• **What you need to do**
Rewrite all the records below, replacing every "candle-body" with "bar-body" and changing nothing else. Leave the pictures out of your answer.

• **Stored rows**
- - - - - - -

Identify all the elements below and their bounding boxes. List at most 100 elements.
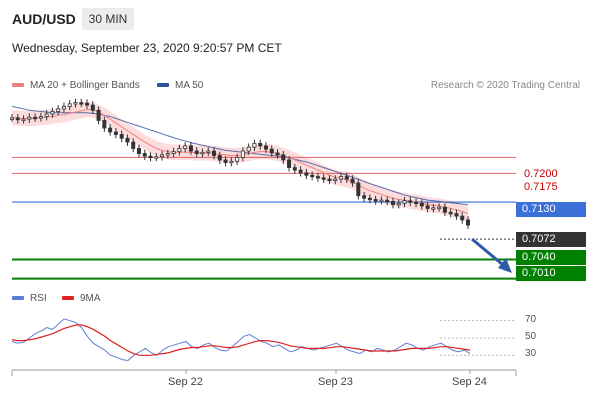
candle-body-44: [263, 145, 268, 150]
candle-body-31: [188, 145, 193, 152]
candle-body-6: [44, 113, 49, 117]
x-tick-sep24: Sep 24: [452, 376, 487, 388]
candle-body-50: [298, 169, 303, 174]
ma50-line: [11, 105, 469, 206]
rsi-swatch: [12, 296, 24, 301]
projection-arrow-line: [471, 237, 503, 266]
candle-body-21: [131, 141, 136, 149]
candle-body-68: [402, 200, 407, 204]
candle-body-14: [90, 104, 95, 111]
currency-pair: AUD/USD: [12, 11, 76, 27]
candle-body-60: [356, 182, 361, 197]
candle-body-26: [160, 154, 165, 158]
candle-body-72: [425, 205, 430, 209]
candle-body-32: [194, 150, 199, 154]
legend-ma50: MA 50: [157, 80, 203, 91]
candle-body-66: [390, 201, 395, 206]
legend-ma50-label: MA 50: [175, 80, 204, 91]
candle-body-41: [246, 146, 251, 152]
legend-rsi-label: RSI: [30, 293, 47, 304]
candle-body-78: [460, 215, 465, 221]
level-label-5: 0.7010: [516, 266, 586, 281]
x-tick-sep23: Sep 23: [318, 376, 353, 388]
level-label-0: 0.7200: [524, 168, 558, 180]
candle-body-64: [379, 199, 384, 203]
candle-body-75: [442, 206, 447, 213]
candle-body-70: [414, 201, 419, 204]
candle-body-16: [102, 120, 107, 129]
candle-body-17: [108, 127, 113, 133]
candle-body-1: [15, 117, 20, 121]
candle-body-61: [362, 195, 367, 199]
projection-arrow-head: [498, 258, 512, 274]
candle-body-69: [408, 200, 413, 203]
candle-body-47: [281, 154, 286, 161]
candle-body-25: [154, 156, 159, 159]
candle-body-33: [200, 151, 205, 155]
level-label-4: 0.7040: [516, 250, 586, 265]
candle-body-46: [275, 152, 280, 156]
candle-body-35: [212, 150, 217, 156]
level-label-1: 0.7175: [524, 181, 558, 193]
candle-body-53: [315, 176, 320, 179]
legend-9ma: 9MA: [62, 293, 101, 304]
legend-ma20-label: MA 20 + Bollinger Bands: [30, 80, 140, 91]
candle-body-19: [119, 134, 124, 139]
candle-body-59: [350, 178, 355, 184]
candle-body-34: [206, 150, 211, 153]
candle-body-54: [321, 177, 326, 180]
candle-body-56: [333, 178, 338, 182]
candle-body-74: [437, 206, 442, 210]
rsi-tick-30: 30: [525, 348, 537, 359]
candle-body-77: [454, 213, 459, 217]
x-tick-sep22: Sep 22: [168, 376, 203, 388]
candle-body-30: [183, 145, 188, 149]
chart-datetime: Wednesday, September 23, 2020 9:20:57 PM…: [12, 41, 282, 55]
candle-body-49: [292, 167, 297, 171]
candle-body-57: [339, 176, 344, 180]
candle-body-11: [73, 102, 78, 105]
candle-body-27: [165, 153, 170, 156]
candle-body-71: [419, 202, 424, 207]
candle-body-42: [252, 142, 257, 148]
candle-body-7: [50, 111, 55, 115]
rsi-9ma-line: [11, 324, 471, 356]
candle-body-65: [385, 199, 390, 203]
candle-body-39: [235, 157, 240, 162]
candle-body-12: [79, 102, 84, 105]
candle-body-9: [61, 105, 66, 110]
timeframe-button[interactable]: 30 MIN: [82, 8, 134, 30]
candle-body-28: [171, 151, 176, 154]
candle-body-0: [9, 117, 14, 120]
candle-body-43: [258, 142, 263, 147]
candle-body-22: [136, 148, 141, 154]
candle-body-79: [465, 219, 470, 226]
candle-body-3: [27, 116, 32, 120]
candle-body-13: [85, 102, 90, 106]
candle-body-18: [113, 131, 118, 135]
level-label-2: 0.7130: [516, 202, 586, 217]
candle-body-23: [142, 153, 147, 157]
candle-body-48: [287, 159, 292, 169]
candle-body-15: [96, 109, 101, 121]
legend-ma20: MA 20 + Bollinger Bands: [12, 80, 140, 91]
ma20-swatch: [12, 83, 24, 88]
ma9-swatch: [62, 296, 74, 301]
bollinger-band: [12, 101, 468, 222]
candle-body-10: [67, 103, 72, 107]
candle-body-76: [448, 211, 453, 215]
candle-body-5: [38, 116, 43, 119]
candle-body-52: [310, 174, 315, 178]
ma50-swatch: [157, 83, 169, 88]
candle-body-37: [223, 159, 228, 163]
rsi-tick-70: 70: [525, 314, 537, 325]
candle-body-67: [396, 202, 401, 206]
candle-body-8: [56, 108, 61, 112]
current-price-label: 0.7072: [516, 232, 586, 247]
candle-body-58: [344, 176, 349, 180]
candle-body-63: [373, 199, 378, 202]
candle-body-40: [240, 150, 245, 158]
candle-body-55: [327, 178, 332, 182]
rsi-tick-50: 50: [525, 331, 537, 342]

- - - - - - -

• **The output**
Identify all the elements below and their bounding boxes. List at most 100 elements.
bar-body-44: [263, 145, 268, 150]
bar-body-31: [188, 145, 193, 152]
bar-body-6: [44, 113, 49, 117]
x-tick-sep24: Sep 24: [452, 376, 487, 388]
bar-body-50: [298, 169, 303, 174]
ma50-line: [11, 105, 469, 206]
rsi-swatch: [12, 296, 24, 301]
projection-arrow-line: [471, 237, 503, 266]
bar-body-21: [131, 141, 136, 149]
bar-body-68: [402, 200, 407, 204]
bar-body-14: [90, 104, 95, 111]
currency-pair: AUD/USD: [12, 11, 76, 27]
bar-body-60: [356, 182, 361, 197]
bar-body-26: [160, 154, 165, 158]
bar-body-72: [425, 205, 430, 209]
bar-body-32: [194, 150, 199, 154]
legend-ma50: MA 50: [157, 80, 203, 91]
bar-body-66: [390, 201, 395, 206]
legend-ma50-label: MA 50: [175, 80, 204, 91]
bar-body-41: [246, 146, 251, 152]
legend-rsi-label: RSI: [30, 293, 47, 304]
bar-body-78: [460, 215, 465, 221]
level-label-5: 0.7010: [516, 266, 586, 281]
x-tick-sep23: Sep 23: [318, 376, 353, 388]
level-label-0: 0.7200: [524, 168, 558, 180]
bar-body-64: [379, 199, 384, 203]
bar-body-75: [442, 206, 447, 213]
bar-body-70: [414, 201, 419, 204]
bar-body-16: [102, 120, 107, 129]
bar-body-17: [108, 127, 113, 133]
bar-body-1: [15, 117, 20, 121]
bar-body-61: [362, 195, 367, 199]
projection-arrow-head: [498, 258, 512, 274]
bar-body-69: [408, 200, 413, 203]
bar-body-47: [281, 154, 286, 161]
bar-body-25: [154, 156, 159, 159]
bar-body-33: [200, 151, 205, 155]
level-label-4: 0.7040: [516, 250, 586, 265]
bar-body-46: [275, 152, 280, 156]
bar-body-35: [212, 150, 217, 156]
level-label-1: 0.7175: [524, 181, 558, 193]
bar-body-53: [315, 176, 320, 179]
legend-9ma: 9MA: [62, 293, 101, 304]
legend-ma20-label: MA 20 + Bollinger Bands: [30, 80, 140, 91]
bar-body-19: [119, 134, 124, 139]
bar-body-59: [350, 178, 355, 184]
bar-body-34: [206, 150, 211, 153]
bar-body-54: [321, 177, 326, 180]
bar-body-56: [333, 178, 338, 182]
bar-body-74: [437, 206, 442, 210]
rsi-tick-30: 30: [525, 348, 537, 359]
bar-body-77: [454, 213, 459, 217]
x-tick-sep22: Sep 22: [168, 376, 203, 388]
bar-body-30: [183, 145, 188, 149]
chart-datetime: Wednesday, September 23, 2020 9:20:57 PM…: [12, 41, 282, 55]
bar-body-49: [292, 167, 297, 171]
bar-body-57: [339, 176, 344, 180]
bar-body-11: [73, 102, 78, 105]
bar-body-27: [165, 153, 170, 156]
bar-body-71: [419, 202, 424, 207]
bar-body-42: [252, 142, 257, 148]
bar-body-7: [50, 111, 55, 115]
rsi-9ma-line: [11, 324, 471, 356]
bar-body-65: [385, 199, 390, 203]
bar-body-39: [235, 157, 240, 162]
bar-body-12: [79, 102, 84, 105]
bar-body-9: [61, 105, 66, 110]
timeframe-button[interactable]: 30 MIN: [82, 8, 134, 30]
bar-body-28: [171, 151, 176, 154]
bar-body-0: [9, 117, 14, 120]
bar-body-43: [258, 142, 263, 147]
bar-body-22: [136, 148, 141, 154]
bar-body-79: [465, 219, 470, 226]
bar-body-3: [27, 116, 32, 120]
bar-body-13: [85, 102, 90, 106]
bar-body-18: [113, 131, 118, 135]
level-label-2: 0.7130: [516, 202, 586, 217]
bar-body-23: [142, 153, 147, 157]
bar-body-48: [287, 159, 292, 169]
bar-body-15: [96, 109, 101, 121]
legend-ma20: MA 20 + Bollinger Bands: [12, 80, 140, 91]
ma20-swatch: [12, 83, 24, 88]
ma9-swatch: [62, 296, 74, 301]
bollinger-band: [12, 101, 468, 222]
bar-body-10: [67, 103, 72, 107]
bar-body-76: [448, 211, 453, 215]
bar-body-5: [38, 116, 43, 119]
bar-body-52: [310, 174, 315, 178]
ma50-swatch: [157, 83, 169, 88]
bar-body-37: [223, 159, 228, 163]
rsi-tick-70: 70: [525, 314, 537, 325]
bar-body-67: [396, 202, 401, 206]
bar-body-8: [56, 108, 61, 112]
current-price-label: 0.7072: [516, 232, 586, 247]
bar-body-58: [344, 176, 349, 180]
bar-body-63: [373, 199, 378, 202]
bar-body-40: [240, 150, 245, 158]
bar-body-55: [327, 178, 332, 182]
rsi-tick-50: 50: [525, 331, 537, 342]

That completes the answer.